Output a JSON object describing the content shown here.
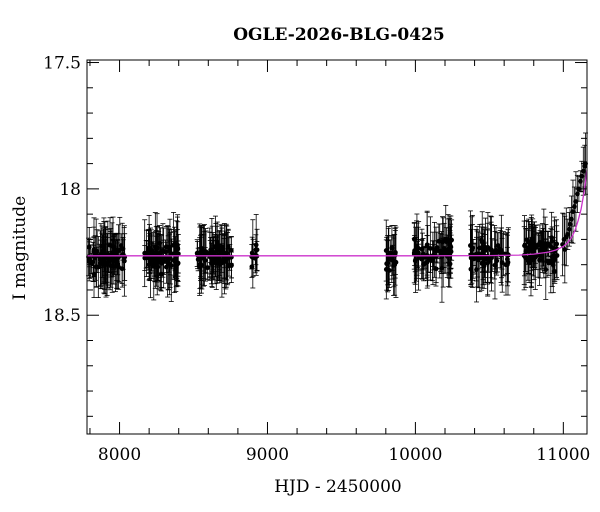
{
  "chart_data": {
    "type": "scatter",
    "title": "OGLE-2026-BLG-0425",
    "xlabel": "HJD - 2450000",
    "ylabel": "I magnitude",
    "xlim": [
      7780,
      11160
    ],
    "ylim": [
      18.97,
      17.49
    ],
    "y_inverted": true,
    "grid": false,
    "x_ticks": [
      {
        "value": 8000,
        "label": "8000"
      },
      {
        "value": 9000,
        "label": "9000"
      },
      {
        "value": 10000,
        "label": "10000"
      },
      {
        "value": 11000,
        "label": "11000"
      }
    ],
    "y_ticks": [
      {
        "value": 17.5,
        "label": "17.5"
      },
      {
        "value": 18.0,
        "label": "18"
      },
      {
        "value": 18.5,
        "label": "18.5"
      }
    ],
    "colors": {
      "points": "#000000",
      "model": "#cc33cc",
      "frame": "#000000"
    },
    "model": {
      "name": "",
      "baseline_mag": 18.265,
      "x": [
        7780,
        8500,
        9000,
        9500,
        10000,
        10500,
        10700,
        10800,
        10900,
        10950,
        11000,
        11030,
        11060,
        11080,
        11100,
        11120,
        11140,
        11160
      ],
      "y": [
        18.265,
        18.265,
        18.265,
        18.265,
        18.265,
        18.264,
        18.262,
        18.258,
        18.25,
        18.242,
        18.228,
        18.212,
        18.188,
        18.162,
        18.126,
        18.08,
        18.015,
        17.925
      ]
    },
    "seasons": [
      {
        "x_range": [
          7790,
          8040
        ],
        "mag_range": [
          18.2,
          18.34
        ],
        "count": 80
      },
      {
        "x_range": [
          8170,
          8400
        ],
        "mag_range": [
          18.2,
          18.34
        ],
        "count": 75
      },
      {
        "x_range": [
          8520,
          8760
        ],
        "mag_range": [
          18.2,
          18.34
        ],
        "count": 80
      },
      {
        "x_range": [
          8890,
          8930
        ],
        "mag_range": [
          18.19,
          18.33
        ],
        "count": 10
      },
      {
        "x_range": [
          9800,
          9870
        ],
        "mag_range": [
          18.2,
          18.36
        ],
        "count": 20
      },
      {
        "x_range": [
          9990,
          10250
        ],
        "mag_range": [
          18.18,
          18.33
        ],
        "count": 70
      },
      {
        "x_range": [
          10370,
          10630
        ],
        "mag_range": [
          18.18,
          18.34
        ],
        "count": 65
      },
      {
        "x_range": [
          10730,
          10960
        ],
        "mag_range": [
          18.17,
          18.34
        ],
        "count": 70
      }
    ],
    "rising_points": [
      {
        "x": 10995,
        "y": 18.22
      },
      {
        "x": 11005,
        "y": 18.2
      },
      {
        "x": 11010,
        "y": 18.24
      },
      {
        "x": 11020,
        "y": 18.19
      },
      {
        "x": 11030,
        "y": 18.18
      },
      {
        "x": 11040,
        "y": 18.16
      },
      {
        "x": 11045,
        "y": 18.14
      },
      {
        "x": 11055,
        "y": 18.12
      },
      {
        "x": 11065,
        "y": 18.09
      },
      {
        "x": 11075,
        "y": 18.07
      },
      {
        "x": 11085,
        "y": 18.05
      },
      {
        "x": 11095,
        "y": 18.02
      },
      {
        "x": 11105,
        "y": 18.0
      },
      {
        "x": 11115,
        "y": 17.97
      },
      {
        "x": 11125,
        "y": 17.95
      },
      {
        "x": 11135,
        "y": 17.93
      },
      {
        "x": 11145,
        "y": 17.91
      },
      {
        "x": 11150,
        "y": 17.9
      }
    ]
  }
}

_ _ _ _

Work required:
Count each line of the data where the word "value" appears, then reply with the total only.

Written reply:
7